§ Problem details: Filter the entries below, keeping only lines with the word "colors".

§ Dataset content:
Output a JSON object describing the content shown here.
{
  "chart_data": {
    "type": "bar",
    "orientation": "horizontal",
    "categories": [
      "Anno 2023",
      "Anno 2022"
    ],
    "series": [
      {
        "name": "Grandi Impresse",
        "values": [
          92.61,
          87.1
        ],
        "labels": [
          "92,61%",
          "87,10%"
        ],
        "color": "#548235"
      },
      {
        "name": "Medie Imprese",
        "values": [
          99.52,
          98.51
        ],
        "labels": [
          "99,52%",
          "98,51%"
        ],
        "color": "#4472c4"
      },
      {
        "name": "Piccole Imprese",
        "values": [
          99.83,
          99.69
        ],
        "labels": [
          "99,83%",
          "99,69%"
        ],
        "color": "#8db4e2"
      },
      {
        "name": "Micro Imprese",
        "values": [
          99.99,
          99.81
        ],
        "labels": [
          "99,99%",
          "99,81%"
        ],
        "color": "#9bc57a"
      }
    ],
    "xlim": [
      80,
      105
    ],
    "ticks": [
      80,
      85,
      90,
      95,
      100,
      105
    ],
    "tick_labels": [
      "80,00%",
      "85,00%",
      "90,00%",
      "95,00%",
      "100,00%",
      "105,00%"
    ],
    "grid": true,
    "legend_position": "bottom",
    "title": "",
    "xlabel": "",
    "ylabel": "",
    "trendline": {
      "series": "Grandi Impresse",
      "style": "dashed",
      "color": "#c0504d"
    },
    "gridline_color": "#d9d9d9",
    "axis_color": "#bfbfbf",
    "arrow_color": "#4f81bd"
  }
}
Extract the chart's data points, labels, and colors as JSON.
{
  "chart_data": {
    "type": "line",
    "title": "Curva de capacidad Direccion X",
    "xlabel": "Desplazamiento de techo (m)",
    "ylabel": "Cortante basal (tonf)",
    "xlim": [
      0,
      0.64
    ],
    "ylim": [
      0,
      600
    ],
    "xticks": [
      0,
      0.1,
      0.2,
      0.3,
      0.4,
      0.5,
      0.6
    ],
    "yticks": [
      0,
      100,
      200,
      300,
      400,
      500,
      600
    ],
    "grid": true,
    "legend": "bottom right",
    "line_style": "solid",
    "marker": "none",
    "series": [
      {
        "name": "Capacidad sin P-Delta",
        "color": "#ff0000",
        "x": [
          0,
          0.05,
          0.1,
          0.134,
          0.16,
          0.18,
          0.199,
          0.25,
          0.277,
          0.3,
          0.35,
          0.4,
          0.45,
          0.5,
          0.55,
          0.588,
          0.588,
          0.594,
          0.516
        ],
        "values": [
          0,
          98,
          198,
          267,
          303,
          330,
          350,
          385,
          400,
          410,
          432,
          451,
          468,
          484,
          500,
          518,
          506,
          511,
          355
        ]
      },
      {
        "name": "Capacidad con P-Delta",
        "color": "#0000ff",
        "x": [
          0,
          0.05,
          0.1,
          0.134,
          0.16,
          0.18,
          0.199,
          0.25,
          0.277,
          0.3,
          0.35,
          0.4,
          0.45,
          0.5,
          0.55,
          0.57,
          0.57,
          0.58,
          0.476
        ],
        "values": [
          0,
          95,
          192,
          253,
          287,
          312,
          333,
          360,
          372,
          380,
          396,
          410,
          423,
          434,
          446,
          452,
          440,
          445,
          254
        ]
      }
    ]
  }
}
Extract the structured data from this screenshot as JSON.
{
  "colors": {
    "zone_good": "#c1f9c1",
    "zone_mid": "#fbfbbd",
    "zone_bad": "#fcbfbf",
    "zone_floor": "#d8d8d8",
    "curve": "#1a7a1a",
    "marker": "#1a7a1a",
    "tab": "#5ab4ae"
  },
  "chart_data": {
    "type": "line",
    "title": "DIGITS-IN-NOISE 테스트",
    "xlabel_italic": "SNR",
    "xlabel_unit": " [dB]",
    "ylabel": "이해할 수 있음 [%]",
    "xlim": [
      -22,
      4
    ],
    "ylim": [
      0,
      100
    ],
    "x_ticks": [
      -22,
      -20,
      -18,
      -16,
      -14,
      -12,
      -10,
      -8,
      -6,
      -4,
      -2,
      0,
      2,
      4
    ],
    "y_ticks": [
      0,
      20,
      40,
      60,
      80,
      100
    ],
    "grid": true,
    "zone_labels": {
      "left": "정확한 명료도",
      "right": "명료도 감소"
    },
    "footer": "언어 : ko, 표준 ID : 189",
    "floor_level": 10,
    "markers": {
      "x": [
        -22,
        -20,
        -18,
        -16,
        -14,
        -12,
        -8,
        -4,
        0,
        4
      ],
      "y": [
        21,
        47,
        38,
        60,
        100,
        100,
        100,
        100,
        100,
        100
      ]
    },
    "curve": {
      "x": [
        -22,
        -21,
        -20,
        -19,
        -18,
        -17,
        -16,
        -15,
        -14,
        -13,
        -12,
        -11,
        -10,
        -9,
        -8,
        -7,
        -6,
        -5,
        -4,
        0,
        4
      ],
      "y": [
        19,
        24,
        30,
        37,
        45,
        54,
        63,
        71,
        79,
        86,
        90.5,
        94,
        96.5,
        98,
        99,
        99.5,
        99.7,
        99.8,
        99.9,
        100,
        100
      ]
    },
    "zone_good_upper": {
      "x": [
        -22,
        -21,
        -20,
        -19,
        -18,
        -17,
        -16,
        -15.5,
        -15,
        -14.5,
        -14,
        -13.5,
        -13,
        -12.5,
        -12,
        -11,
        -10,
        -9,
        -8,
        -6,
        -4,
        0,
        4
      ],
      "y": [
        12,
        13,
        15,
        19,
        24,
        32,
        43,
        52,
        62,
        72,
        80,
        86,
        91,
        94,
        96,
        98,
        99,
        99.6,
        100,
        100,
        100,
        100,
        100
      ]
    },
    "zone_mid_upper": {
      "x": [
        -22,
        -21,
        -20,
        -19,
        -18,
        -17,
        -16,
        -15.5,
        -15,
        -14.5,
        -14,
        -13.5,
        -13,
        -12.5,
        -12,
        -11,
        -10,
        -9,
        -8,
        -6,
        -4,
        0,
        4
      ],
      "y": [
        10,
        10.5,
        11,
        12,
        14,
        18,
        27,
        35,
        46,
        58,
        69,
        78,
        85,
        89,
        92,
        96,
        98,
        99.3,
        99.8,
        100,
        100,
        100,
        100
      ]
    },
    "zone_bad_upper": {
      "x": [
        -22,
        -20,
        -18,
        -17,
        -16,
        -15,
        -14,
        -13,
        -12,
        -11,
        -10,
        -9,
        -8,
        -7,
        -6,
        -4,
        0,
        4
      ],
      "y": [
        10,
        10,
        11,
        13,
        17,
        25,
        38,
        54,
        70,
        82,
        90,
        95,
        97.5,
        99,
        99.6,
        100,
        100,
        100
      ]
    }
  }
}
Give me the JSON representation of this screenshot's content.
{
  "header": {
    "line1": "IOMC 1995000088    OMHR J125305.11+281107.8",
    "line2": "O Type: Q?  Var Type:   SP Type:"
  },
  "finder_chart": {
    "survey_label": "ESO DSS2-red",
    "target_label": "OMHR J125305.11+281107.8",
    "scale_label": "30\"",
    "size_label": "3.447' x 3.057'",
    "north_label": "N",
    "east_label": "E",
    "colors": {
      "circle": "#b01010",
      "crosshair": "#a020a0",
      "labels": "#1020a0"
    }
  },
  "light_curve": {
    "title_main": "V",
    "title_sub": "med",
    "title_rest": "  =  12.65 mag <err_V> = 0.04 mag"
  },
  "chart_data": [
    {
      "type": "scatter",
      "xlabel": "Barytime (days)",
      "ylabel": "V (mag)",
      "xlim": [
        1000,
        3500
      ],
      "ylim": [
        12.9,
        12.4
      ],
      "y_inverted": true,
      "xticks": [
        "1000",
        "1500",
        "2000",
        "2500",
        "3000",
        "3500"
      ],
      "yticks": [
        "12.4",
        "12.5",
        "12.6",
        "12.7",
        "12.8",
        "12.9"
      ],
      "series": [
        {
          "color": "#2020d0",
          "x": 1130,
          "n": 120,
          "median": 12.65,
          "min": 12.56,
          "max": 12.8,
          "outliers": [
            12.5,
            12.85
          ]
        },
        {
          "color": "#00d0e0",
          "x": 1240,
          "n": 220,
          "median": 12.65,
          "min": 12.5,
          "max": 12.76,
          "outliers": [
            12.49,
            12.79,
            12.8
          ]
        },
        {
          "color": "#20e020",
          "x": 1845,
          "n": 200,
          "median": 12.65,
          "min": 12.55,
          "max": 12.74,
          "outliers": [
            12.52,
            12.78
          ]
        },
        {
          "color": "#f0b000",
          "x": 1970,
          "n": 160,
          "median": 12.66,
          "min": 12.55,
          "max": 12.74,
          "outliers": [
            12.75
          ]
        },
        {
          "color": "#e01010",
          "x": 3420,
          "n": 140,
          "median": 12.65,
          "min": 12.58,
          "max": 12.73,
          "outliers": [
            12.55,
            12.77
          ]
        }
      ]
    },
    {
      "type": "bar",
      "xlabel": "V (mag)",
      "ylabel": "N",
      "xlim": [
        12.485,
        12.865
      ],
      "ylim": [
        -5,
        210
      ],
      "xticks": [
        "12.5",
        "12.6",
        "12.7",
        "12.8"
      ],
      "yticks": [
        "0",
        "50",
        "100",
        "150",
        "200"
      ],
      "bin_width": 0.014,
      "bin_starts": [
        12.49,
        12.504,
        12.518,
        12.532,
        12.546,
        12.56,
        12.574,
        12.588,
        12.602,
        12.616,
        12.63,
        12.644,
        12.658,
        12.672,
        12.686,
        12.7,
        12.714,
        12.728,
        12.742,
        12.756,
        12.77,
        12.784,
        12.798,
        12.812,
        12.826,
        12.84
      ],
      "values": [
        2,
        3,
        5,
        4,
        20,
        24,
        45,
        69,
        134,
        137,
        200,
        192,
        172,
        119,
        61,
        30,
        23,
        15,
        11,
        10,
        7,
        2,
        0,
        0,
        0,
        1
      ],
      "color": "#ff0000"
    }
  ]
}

§ The completed task:
Extract the chart's data points, labels, and colors as JSON.
  "colors": {
    "colors": {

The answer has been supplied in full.